* BEGIN Records for the exercise *
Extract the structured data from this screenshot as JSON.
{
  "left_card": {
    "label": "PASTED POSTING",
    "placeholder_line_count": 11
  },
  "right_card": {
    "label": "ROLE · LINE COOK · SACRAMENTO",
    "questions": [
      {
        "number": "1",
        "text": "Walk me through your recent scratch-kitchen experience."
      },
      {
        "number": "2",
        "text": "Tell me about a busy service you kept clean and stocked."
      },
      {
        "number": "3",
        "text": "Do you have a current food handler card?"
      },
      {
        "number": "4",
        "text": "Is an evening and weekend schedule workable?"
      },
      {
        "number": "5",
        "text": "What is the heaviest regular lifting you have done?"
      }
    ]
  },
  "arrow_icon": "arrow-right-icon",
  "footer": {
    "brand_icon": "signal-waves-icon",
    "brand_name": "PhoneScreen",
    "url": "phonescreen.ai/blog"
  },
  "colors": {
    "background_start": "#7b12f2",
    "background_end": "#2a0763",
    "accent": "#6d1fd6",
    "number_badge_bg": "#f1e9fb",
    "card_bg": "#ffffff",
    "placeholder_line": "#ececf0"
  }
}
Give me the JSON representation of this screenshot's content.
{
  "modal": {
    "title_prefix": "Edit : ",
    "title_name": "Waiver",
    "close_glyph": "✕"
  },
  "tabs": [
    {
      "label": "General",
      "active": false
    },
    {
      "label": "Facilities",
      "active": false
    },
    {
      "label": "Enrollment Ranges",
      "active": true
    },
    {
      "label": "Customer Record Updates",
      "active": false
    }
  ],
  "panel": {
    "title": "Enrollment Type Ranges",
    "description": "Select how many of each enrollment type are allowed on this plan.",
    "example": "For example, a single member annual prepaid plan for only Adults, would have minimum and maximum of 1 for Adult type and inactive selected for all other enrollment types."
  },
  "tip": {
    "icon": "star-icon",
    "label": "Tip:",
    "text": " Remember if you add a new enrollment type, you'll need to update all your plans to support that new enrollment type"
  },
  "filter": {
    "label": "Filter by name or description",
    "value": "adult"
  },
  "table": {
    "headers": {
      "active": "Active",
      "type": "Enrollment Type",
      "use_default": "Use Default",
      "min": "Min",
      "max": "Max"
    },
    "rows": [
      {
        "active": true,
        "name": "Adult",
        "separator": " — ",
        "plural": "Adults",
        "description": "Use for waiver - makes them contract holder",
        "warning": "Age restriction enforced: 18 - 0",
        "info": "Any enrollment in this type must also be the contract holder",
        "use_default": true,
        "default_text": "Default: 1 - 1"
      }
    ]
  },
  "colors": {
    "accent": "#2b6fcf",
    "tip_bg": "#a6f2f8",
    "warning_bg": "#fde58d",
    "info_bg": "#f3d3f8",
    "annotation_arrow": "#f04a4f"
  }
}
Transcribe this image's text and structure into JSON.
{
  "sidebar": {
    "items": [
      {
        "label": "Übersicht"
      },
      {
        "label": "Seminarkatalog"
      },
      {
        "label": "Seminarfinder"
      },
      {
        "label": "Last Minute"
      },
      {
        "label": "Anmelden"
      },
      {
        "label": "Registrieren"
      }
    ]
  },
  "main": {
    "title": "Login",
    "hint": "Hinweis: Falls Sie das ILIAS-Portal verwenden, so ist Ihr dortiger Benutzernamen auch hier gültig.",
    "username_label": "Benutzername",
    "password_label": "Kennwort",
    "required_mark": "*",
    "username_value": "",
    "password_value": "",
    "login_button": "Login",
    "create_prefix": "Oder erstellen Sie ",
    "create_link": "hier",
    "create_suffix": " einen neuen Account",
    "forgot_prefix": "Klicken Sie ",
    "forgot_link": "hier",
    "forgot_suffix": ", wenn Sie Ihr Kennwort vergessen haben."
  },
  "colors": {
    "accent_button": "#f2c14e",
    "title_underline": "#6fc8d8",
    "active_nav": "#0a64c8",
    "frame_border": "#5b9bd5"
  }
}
* END Records for the exercise *
*Short exercise*.
Faithfully transcribe the whole of the data.

*Answer to this task*.
Extract the structured data from this screenshot as JSON.
{
  "left_card": {
    "label": "PASTED POSTING",
    "placeholder_line_count": 11
  },
  "right_card": {
    "label": "ROLE · LINE COOK · SACRAMENTO",
    "questions": [
      {
        "number": "1",
        "text": "Walk me through your recent scratch-kitchen experience."
      },
      {
        "number": "2",
        "text": "Tell me about a busy service you kept clean and stocked."
      },
      {
        "number": "3",
        "text": "Do you have a current food handler card?"
      },
      {
        "number": "4",
        "text": "Is an evening and weekend schedule workable?"
      },
      {
        "number": "5",
        "text": "What is the heaviest regular lifting you have done?"
      }
    ]
  },
  "arrow_icon": "arrow-right-icon",
  "footer": {
    "brand_icon": "signal-waves-icon",
    "brand_name": "PhoneScreen",
    "url": "phonescreen.ai/blog"
  },
  "colors": {
    "background_start": "#7b12f2",
    "background_end": "#2a0763",
    "accent": "#6d1fd6",
    "number_badge_bg": "#f1e9fb",
    "card_bg": "#ffffff",
    "placeholder_line": "#ececf0"
  }
}
Give me the JSON representation of this screenshot's content.
{
  "modal": {
    "title_prefix": "Edit : ",
    "title_name": "Waiver",
    "close_glyph": "✕"
  },
  "tabs": [
    {
      "label": "General",
      "active": false
    },
    {
      "label": "Facilities",
      "active": false
    },
    {
      "label": "Enrollment Ranges",
      "active": true
    },
    {
      "label": "Customer Record Updates",
      "active": false
    }
  ],
  "panel": {
    "title": "Enrollment Type Ranges",
    "description": "Select how many of each enrollment type are allowed on this plan.",
    "example": "For example, a single member annual prepaid plan for only Adults, would have minimum and maximum of 1 for Adult type and inactive selected for all other enrollment types."
  },
  "tip": {
    "icon": "star-icon",
    "label": "Tip:",
    "text": " Remember if you add a new enrollment type, you'll need to update all your plans to support that new enrollment type"
  },
  "filter": {
    "label": "Filter by name or description",
    "value": "adult"
  },
  "table": {
    "headers": {
      "active": "Active",
      "type": "Enrollment Type",
      "use_default": "Use Default",
      "min": "Min",
      "max": "Max"
    },
    "rows": [
      {
        "active": true,
        "name": "Adult",
        "separator": " — ",
        "plural": "Adults",
        "description": "Use for waiver - makes them contract holder",
        "warning": "Age restriction enforced: 18 - 0",
        "info": "Any enrollment in this type must also be the contract holder",
        "use_default": true,
        "default_text": "Default: 1 - 1"
      }
    ]
  },
  "colors": {
    "accent": "#2b6fcf",
    "tip_bg": "#a6f2f8",
    "warning_bg": "#fde58d",
    "info_bg": "#f3d3f8",
    "annotation_arrow": "#f04a4f"
  }
}
Transcribe this image's text and structure into JSON.
{
  "sidebar": {
    "items": [
      {
        "label": "Übersicht"
      },
      {
        "label": "Seminarkatalog"
      },
      {
        "label": "Seminarfinder"
      },
      {
        "label": "Last Minute"
      },
      {
        "label": "Anmelden"
      },
      {
        "label": "Registrieren"
      }
    ]
  },
  "main": {
    "title": "Login",
    "hint": "Hinweis: Falls Sie das ILIAS-Portal verwenden, so ist Ihr dortiger Benutzernamen auch hier gültig.",
    "username_label": "Benutzername",
    "password_label": "Kennwort",
    "required_mark": "*",
    "username_value": "",
    "password_value": "",
    "login_button": "Login",
    "create_prefix": "Oder erstellen Sie ",
    "create_link": "hier",
    "create_suffix": " einen neuen Account",
    "forgot_prefix": "Klicken Sie ",
    "forgot_link": "hier",
    "forgot_suffix": ", wenn Sie Ihr Kennwort vergessen haben."
  },
  "colors": {
    "accent_button": "#f2c14e",
    "title_underline": "#6fc8d8",
    "active_nav": "#0a64c8",
    "frame_border": "#5b9bd5"
  }
}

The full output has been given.